start
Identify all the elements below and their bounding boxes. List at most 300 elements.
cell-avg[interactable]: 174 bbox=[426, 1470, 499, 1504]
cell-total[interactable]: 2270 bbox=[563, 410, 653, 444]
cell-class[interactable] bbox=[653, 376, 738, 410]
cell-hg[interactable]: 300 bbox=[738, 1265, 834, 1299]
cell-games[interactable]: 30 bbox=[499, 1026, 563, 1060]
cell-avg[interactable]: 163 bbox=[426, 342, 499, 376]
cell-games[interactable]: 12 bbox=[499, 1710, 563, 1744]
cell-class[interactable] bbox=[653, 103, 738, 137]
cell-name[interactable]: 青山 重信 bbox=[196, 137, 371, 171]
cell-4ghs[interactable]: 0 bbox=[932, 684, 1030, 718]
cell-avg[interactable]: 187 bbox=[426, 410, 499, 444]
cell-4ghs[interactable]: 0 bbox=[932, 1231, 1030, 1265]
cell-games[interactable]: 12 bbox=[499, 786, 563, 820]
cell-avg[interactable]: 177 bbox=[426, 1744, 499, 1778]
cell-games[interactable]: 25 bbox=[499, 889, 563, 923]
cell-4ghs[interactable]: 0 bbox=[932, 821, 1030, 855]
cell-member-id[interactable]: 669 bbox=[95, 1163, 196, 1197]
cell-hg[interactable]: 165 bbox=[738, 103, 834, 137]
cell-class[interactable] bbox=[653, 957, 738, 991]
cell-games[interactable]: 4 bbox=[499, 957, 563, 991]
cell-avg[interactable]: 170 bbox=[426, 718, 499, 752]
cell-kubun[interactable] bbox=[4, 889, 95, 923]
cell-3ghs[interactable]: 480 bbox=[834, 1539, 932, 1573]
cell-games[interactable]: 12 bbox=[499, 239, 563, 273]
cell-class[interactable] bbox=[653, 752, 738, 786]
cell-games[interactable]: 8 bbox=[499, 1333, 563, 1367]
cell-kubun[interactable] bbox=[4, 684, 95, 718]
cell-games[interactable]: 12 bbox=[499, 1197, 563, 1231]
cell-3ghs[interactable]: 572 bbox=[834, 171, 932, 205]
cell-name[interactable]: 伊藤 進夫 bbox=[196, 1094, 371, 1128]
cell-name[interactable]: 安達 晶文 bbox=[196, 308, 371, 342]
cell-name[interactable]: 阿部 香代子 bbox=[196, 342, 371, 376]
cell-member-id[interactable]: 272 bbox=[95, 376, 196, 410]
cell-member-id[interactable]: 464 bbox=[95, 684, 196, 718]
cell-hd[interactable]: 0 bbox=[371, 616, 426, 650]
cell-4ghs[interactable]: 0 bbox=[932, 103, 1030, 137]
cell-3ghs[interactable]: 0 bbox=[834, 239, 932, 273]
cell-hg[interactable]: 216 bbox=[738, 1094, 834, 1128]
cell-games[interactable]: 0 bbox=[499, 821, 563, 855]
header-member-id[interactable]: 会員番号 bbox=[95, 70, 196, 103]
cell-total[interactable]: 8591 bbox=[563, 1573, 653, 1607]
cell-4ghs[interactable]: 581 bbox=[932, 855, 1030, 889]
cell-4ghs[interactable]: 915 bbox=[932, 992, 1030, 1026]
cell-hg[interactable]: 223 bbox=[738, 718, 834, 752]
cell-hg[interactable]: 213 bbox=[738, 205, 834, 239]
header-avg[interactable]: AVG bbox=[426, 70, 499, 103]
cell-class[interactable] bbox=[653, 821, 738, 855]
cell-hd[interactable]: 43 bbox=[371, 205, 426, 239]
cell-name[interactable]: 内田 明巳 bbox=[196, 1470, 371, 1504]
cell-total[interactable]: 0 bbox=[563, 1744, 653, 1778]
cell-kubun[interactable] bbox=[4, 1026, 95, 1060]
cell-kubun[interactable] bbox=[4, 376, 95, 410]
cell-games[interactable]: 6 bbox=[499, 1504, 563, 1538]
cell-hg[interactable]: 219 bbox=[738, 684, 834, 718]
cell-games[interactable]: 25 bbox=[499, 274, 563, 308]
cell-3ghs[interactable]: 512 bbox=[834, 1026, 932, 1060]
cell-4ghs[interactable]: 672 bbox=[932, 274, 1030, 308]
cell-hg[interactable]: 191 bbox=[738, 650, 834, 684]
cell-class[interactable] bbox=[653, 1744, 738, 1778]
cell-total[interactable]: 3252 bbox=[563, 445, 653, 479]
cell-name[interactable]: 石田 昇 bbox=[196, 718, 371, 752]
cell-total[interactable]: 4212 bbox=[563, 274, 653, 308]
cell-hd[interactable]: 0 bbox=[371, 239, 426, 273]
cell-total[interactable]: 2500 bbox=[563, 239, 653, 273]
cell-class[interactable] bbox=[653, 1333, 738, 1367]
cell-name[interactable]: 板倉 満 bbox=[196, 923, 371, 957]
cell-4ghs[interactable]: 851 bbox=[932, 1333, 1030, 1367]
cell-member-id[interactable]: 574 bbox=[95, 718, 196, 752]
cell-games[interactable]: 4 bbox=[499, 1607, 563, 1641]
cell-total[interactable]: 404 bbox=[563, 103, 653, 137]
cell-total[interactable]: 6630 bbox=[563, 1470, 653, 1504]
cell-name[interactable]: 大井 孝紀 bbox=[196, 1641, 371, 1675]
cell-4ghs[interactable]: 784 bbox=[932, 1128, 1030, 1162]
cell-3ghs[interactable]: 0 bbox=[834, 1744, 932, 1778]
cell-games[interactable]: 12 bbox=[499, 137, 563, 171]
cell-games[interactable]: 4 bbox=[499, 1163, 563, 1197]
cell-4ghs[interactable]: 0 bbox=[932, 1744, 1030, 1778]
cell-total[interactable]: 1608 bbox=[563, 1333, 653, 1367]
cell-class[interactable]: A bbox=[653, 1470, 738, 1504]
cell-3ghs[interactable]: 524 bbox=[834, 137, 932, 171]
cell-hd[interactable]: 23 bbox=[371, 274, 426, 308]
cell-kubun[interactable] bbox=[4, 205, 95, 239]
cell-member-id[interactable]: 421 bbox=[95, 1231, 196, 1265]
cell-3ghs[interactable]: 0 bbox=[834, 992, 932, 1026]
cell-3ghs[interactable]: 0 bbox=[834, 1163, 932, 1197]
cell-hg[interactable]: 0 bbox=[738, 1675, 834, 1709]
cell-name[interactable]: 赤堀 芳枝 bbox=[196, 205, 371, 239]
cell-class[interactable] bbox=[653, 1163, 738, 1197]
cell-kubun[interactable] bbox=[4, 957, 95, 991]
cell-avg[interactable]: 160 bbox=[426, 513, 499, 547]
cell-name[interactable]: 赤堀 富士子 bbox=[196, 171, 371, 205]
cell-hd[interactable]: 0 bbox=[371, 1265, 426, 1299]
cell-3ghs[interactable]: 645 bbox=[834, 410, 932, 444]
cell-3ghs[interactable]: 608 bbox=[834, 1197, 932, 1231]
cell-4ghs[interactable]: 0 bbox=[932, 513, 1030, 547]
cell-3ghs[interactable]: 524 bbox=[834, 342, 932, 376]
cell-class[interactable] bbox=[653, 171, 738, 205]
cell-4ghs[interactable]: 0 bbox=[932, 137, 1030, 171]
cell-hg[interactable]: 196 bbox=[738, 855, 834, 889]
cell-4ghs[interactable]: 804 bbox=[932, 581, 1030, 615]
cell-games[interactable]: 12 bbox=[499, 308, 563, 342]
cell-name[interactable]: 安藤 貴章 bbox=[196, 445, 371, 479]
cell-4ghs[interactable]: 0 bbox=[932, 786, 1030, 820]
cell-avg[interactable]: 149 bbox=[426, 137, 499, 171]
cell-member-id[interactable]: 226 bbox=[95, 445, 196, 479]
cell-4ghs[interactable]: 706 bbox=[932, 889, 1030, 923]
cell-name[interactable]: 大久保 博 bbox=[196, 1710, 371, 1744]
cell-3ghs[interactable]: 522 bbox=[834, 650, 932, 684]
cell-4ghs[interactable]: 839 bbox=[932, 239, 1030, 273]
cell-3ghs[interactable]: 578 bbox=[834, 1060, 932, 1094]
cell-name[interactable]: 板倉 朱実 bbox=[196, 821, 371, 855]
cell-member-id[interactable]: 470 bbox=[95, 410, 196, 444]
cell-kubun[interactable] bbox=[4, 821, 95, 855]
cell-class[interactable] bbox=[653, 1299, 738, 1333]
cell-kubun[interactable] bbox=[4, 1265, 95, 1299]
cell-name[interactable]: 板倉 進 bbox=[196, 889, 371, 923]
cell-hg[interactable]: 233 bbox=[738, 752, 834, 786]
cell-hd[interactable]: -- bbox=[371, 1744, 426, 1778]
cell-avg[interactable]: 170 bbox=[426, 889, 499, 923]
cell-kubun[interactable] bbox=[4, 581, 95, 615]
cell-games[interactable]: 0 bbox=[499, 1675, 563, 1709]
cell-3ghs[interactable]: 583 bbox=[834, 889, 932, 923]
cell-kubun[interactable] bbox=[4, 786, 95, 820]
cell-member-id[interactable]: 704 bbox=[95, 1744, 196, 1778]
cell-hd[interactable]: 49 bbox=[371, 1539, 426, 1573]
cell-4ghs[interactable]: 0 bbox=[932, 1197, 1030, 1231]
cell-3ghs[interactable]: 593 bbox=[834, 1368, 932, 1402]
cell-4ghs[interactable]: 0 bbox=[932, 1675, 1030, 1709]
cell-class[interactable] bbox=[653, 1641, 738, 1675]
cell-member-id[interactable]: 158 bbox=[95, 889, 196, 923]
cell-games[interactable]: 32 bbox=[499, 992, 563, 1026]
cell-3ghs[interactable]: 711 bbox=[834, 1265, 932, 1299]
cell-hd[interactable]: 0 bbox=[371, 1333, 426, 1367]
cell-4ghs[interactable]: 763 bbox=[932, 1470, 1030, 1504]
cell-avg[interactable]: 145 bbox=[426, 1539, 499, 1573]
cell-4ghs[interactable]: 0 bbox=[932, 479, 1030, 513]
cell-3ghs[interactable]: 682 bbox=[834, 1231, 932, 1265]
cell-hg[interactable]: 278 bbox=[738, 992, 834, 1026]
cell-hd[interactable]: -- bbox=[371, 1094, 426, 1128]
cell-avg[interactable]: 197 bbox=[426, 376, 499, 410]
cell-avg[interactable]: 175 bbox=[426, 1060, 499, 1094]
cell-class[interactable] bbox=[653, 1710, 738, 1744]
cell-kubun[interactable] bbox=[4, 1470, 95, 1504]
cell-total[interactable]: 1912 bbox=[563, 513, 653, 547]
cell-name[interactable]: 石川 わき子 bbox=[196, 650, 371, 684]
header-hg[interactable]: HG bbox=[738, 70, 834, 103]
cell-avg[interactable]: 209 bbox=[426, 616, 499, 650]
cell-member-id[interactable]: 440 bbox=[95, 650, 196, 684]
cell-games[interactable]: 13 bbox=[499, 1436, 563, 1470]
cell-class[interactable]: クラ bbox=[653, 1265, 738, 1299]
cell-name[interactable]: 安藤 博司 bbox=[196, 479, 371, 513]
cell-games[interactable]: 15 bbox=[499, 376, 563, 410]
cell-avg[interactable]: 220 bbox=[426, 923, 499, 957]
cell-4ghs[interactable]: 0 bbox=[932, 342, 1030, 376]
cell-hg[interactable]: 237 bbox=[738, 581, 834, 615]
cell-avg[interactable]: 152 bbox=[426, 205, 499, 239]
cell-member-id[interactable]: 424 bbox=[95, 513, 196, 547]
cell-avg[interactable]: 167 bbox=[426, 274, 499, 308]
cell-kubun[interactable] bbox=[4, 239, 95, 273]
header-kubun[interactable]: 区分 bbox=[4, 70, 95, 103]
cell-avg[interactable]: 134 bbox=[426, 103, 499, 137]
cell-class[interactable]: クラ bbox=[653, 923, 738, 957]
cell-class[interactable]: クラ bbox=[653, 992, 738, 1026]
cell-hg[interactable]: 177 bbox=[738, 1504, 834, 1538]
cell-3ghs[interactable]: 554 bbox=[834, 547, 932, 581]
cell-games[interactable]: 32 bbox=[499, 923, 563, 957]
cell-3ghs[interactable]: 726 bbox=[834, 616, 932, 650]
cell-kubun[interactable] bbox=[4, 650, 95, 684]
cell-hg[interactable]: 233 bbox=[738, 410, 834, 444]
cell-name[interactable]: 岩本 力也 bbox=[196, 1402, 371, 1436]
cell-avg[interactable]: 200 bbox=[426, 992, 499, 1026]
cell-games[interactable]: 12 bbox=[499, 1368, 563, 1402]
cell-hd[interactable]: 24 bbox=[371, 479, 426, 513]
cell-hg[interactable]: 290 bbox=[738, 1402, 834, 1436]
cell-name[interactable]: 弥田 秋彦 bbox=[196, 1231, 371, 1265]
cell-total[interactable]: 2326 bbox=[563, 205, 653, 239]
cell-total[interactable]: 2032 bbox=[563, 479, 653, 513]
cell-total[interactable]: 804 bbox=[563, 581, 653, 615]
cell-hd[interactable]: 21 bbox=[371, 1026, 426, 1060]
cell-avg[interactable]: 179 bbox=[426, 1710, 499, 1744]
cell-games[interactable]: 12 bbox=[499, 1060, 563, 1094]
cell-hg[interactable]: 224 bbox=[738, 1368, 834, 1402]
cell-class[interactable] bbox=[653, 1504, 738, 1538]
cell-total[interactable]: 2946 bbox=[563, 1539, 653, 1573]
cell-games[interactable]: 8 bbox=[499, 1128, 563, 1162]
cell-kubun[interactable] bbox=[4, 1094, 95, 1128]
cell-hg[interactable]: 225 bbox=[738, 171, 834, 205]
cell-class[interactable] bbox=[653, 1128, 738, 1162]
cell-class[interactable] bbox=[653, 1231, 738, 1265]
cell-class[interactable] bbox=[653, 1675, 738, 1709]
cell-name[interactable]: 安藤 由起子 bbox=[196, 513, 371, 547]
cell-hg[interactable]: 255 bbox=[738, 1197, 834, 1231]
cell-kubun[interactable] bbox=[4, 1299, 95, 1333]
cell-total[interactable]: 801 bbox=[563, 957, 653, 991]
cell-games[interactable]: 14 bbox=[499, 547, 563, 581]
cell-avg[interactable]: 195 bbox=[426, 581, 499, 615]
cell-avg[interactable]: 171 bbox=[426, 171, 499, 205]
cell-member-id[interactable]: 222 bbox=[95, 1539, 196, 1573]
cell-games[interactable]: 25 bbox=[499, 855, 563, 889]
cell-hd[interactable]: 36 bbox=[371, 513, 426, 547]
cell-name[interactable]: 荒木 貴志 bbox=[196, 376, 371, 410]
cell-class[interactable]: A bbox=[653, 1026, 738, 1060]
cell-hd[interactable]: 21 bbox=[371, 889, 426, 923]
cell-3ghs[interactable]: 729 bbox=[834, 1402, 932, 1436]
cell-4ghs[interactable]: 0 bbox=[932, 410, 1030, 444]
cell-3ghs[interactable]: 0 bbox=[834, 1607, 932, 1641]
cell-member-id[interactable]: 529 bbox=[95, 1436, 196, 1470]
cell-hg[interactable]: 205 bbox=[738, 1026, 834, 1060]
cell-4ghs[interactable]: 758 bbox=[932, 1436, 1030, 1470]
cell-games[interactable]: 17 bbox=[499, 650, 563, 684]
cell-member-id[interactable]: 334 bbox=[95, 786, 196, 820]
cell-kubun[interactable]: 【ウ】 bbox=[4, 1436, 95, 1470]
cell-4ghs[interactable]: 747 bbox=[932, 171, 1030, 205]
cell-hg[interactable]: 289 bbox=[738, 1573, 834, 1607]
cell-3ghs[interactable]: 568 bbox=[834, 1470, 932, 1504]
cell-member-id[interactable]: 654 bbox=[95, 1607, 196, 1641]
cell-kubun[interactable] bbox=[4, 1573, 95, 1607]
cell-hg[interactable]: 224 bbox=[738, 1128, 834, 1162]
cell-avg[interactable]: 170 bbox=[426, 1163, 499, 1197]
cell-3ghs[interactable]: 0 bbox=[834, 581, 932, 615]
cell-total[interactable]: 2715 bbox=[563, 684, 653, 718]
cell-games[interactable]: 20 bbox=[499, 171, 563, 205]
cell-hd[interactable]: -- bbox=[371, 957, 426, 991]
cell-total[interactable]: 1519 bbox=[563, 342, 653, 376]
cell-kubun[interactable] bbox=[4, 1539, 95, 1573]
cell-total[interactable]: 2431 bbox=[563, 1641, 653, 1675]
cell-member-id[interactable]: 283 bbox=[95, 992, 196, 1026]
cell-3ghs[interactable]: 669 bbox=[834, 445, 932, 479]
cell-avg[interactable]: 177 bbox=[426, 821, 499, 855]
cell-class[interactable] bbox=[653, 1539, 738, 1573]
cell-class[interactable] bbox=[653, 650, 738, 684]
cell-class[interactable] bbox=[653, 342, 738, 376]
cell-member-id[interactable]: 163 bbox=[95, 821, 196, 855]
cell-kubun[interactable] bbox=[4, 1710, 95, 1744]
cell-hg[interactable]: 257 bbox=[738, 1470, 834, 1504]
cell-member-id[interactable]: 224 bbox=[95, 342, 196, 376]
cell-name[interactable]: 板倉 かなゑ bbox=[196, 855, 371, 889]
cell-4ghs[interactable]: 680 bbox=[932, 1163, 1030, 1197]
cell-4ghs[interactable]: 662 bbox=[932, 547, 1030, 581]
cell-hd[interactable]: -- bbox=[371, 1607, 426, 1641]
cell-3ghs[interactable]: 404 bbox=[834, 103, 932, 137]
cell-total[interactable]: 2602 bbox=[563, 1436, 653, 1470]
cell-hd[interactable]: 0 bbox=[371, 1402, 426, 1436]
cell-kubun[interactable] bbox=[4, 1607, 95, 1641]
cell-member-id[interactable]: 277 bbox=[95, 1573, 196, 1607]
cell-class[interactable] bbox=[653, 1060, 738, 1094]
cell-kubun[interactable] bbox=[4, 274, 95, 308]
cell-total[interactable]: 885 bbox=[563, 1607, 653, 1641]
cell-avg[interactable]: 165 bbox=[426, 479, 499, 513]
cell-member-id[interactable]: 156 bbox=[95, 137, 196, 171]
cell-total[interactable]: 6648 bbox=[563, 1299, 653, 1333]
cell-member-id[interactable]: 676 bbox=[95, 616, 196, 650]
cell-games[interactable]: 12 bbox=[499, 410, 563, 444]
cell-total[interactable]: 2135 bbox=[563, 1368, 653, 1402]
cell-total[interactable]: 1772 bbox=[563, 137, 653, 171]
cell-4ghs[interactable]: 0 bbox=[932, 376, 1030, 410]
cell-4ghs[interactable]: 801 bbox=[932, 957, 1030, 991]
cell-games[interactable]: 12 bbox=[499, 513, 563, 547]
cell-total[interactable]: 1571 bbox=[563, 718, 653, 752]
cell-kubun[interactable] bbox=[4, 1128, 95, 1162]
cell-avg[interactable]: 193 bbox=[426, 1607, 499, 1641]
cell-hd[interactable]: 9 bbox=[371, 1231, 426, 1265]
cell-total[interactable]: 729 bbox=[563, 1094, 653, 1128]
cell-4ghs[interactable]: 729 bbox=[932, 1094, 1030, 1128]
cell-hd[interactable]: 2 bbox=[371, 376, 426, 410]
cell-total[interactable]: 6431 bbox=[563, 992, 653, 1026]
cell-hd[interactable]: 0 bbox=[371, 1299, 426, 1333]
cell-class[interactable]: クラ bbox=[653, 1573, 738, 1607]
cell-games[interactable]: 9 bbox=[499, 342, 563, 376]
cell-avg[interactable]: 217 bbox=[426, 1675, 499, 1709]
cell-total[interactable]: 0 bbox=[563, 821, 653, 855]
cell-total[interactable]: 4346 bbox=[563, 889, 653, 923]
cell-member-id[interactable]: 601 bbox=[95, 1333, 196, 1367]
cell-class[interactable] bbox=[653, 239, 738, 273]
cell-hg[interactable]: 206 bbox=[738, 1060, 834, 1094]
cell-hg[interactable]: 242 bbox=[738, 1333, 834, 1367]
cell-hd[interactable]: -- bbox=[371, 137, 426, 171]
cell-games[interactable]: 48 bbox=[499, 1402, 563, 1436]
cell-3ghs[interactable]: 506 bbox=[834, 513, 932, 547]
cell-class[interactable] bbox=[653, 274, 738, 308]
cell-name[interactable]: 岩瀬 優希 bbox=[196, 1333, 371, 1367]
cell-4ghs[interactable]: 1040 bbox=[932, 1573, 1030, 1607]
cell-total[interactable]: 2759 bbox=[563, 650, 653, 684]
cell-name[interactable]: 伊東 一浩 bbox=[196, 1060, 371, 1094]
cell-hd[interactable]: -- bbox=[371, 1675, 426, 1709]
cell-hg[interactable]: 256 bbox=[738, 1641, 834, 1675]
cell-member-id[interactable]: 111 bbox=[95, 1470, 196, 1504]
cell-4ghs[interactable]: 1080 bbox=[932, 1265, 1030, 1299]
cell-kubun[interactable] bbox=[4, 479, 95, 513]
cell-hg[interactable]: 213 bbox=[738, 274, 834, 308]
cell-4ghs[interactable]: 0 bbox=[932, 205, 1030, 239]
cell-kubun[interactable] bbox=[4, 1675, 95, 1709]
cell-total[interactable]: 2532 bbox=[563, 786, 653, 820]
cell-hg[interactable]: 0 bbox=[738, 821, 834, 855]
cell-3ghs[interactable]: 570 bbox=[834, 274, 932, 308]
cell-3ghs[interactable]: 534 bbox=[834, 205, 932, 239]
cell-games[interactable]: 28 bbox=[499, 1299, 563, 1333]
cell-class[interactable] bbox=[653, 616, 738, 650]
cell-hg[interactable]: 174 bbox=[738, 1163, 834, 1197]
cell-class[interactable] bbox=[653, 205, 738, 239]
end
## SHORT EXERCISE
Starting with the first line of the records and going on through the line containing "cell-avg[interactable]: 177 bbox=[426, 1744, 499, 1778]", lay out those lines as a Markdown table with a Row column for the row number and a Line column for the line itself. Leave out any blank lines, and include no other lines.

## RESULT BELOW
| Row | Line |
|---|---|
| 1 | Identify all the elements below and their bounding boxes. List at most 300 elements. |
| 2 | cell-avg[interactable]: 174 bbox=[426, 1470, 499, 1504] |
| 3 | cell-total[interactable]: 2270 bbox=[563, 410, 653, 444] |
| 4 | cell-class[interactable] bbox=[653, 376, 738, 410] |
| 5 | cell-hg[interactable]: 300 bbox=[738, 1265, 834, 1299] |
| 6 | cell-games[interactable]: 30 bbox=[499, 1026, 563, 1060] |
| 7 | cell-avg[interactable]: 163 bbox=[426, 342, 499, 376] |
| 8 | cell-games[interactable]: 12 bbox=[499, 1710, 563, 1744] |
| 9 | cell-class[interactable] bbox=[653, 103, 738, 137] |
| 10 | cell-name[interactable]: 青山 重信 bbox=[196, 137, 371, 171] |
| 11 | cell-4ghs[interactable]: 0 bbox=[932, 684, 1030, 718] |
| 12 | cell-avg[interactable]: 187 bbox=[426, 410, 499, 444] |
| 13 | cell-4ghs[interactable]: 0 bbox=[932, 1231, 1030, 1265] |
| 14 | cell-games[interactable]: 12 bbox=[499, 786, 563, 820] |
| 15 | cell-avg[interactable]: 177 bbox=[426, 1744, 499, 1778] |